* _The problem_:
Find each line with the string "helps" and copy it.

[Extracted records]

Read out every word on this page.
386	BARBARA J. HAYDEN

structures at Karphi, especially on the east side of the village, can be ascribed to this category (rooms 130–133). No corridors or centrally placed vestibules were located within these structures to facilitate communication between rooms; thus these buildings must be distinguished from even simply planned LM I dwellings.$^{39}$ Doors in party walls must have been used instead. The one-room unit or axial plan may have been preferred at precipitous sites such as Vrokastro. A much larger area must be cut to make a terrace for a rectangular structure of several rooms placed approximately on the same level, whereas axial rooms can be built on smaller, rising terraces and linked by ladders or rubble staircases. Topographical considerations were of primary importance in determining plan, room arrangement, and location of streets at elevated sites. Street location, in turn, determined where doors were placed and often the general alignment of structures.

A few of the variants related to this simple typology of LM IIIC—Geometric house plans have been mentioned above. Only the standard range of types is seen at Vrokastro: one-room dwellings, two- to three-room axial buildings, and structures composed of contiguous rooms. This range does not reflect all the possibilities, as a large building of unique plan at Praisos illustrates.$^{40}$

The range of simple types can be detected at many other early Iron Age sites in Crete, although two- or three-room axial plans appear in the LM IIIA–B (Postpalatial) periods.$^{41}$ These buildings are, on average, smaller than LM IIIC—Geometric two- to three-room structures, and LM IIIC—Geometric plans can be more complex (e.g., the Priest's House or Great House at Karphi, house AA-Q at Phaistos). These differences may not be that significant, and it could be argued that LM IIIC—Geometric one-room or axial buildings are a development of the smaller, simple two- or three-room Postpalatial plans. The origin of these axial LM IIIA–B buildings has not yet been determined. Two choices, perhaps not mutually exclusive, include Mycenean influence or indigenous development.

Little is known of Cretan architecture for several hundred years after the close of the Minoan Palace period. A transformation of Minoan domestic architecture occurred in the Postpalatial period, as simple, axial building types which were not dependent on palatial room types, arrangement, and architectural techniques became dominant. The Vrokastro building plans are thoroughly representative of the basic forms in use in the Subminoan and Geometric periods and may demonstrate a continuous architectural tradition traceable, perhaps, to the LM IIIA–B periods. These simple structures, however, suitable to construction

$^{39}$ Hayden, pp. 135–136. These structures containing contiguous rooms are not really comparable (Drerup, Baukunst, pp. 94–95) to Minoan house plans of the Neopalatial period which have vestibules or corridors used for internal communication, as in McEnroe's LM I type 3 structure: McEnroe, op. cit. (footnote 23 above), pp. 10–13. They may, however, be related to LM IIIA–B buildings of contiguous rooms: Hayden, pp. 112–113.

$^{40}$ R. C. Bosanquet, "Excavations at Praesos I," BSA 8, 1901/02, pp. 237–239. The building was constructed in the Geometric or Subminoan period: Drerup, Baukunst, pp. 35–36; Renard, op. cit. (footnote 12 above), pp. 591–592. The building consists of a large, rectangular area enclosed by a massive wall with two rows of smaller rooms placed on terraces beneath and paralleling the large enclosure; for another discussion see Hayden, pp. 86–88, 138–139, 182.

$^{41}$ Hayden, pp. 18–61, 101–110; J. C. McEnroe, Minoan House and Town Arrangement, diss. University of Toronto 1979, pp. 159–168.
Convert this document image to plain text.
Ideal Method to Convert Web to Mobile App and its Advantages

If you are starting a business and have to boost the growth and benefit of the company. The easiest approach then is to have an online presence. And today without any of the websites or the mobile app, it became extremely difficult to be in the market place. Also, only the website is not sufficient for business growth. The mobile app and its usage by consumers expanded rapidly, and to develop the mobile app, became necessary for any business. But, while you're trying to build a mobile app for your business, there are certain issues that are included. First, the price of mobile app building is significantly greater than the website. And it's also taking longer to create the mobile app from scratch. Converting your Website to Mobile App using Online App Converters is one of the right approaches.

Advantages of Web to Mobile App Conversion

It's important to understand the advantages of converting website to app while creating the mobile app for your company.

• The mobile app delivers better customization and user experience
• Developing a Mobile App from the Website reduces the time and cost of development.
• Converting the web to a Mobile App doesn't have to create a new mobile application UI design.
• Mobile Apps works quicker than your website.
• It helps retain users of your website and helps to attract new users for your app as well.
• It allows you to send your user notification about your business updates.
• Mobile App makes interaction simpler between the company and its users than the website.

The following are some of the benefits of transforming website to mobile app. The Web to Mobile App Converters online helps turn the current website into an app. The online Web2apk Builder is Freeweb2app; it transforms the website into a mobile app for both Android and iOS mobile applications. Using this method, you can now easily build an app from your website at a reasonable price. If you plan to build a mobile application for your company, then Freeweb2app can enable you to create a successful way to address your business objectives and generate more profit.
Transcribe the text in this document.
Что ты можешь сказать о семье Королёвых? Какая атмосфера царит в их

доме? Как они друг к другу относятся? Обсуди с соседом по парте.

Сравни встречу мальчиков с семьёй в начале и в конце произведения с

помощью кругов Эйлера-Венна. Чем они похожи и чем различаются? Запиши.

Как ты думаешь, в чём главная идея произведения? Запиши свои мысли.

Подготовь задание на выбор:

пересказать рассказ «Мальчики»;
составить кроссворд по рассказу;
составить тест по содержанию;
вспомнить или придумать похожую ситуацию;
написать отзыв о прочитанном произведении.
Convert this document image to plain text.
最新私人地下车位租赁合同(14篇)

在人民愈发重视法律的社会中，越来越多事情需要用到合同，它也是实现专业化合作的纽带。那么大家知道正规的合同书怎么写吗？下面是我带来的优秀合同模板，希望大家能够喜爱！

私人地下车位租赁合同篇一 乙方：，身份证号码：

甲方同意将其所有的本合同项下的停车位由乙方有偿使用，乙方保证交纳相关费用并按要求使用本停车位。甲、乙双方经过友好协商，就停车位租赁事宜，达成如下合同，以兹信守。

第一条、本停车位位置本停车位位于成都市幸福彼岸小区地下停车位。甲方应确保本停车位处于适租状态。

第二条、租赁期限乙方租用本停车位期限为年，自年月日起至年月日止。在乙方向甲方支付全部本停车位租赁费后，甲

* _Answer to the task_:
• It helps retain users of your website and helps to attract new users for your app as well.
The following are some of the benefits of transforming website to mobile app. The Web to Mobile App Converters online helps turn the current website into an app. The online Web2apk Builder is Freeweb2app; it transforms the website into a mobile app for both Android and iOS mobile applications. Using this method, you can now easily build an app from your website at a reasonable price. If you plan to build a mobile application for your company, then Freeweb2app can enable you to create a successful way to address your business objectives and generate more profit.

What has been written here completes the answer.